(Stored data)
########################################
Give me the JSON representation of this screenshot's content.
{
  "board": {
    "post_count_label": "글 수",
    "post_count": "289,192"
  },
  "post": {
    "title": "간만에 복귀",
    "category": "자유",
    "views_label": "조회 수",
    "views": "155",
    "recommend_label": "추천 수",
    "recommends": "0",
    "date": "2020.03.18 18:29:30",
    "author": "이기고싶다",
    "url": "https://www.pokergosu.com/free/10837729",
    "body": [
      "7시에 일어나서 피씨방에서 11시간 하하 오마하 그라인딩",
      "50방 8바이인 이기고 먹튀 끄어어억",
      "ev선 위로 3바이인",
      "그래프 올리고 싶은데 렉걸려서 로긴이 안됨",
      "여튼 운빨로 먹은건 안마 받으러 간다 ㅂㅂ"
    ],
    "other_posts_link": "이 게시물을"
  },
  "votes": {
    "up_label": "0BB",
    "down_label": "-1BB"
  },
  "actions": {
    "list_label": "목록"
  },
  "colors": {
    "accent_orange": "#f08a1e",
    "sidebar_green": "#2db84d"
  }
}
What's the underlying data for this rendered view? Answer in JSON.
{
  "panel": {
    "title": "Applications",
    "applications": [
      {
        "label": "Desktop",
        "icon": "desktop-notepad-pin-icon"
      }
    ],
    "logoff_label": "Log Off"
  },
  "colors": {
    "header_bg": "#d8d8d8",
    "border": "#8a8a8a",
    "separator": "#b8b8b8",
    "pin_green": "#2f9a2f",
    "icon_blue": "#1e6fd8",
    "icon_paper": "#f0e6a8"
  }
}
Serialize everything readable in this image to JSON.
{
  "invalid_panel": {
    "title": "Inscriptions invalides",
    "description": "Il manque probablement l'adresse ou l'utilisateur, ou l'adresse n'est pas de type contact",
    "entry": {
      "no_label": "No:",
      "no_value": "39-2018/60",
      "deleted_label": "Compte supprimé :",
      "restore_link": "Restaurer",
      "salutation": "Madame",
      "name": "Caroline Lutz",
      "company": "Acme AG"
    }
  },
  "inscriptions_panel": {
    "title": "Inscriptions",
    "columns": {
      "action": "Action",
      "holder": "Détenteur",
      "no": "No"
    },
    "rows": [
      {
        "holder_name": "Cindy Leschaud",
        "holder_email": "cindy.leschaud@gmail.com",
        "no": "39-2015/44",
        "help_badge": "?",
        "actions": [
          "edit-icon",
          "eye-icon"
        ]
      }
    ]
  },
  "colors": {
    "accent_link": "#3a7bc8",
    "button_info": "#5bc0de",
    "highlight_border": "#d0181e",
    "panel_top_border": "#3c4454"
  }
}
########################################
EXERCISE BRIEF: Among the lines of the material, find those that hold the word "this" and copy them.

TASK RESULT:
Give me the JSON representation of this screenshot's content.
What's the underlying data for this rendered view? Answer in JSON.
Serialize everything readable in this image to JSON.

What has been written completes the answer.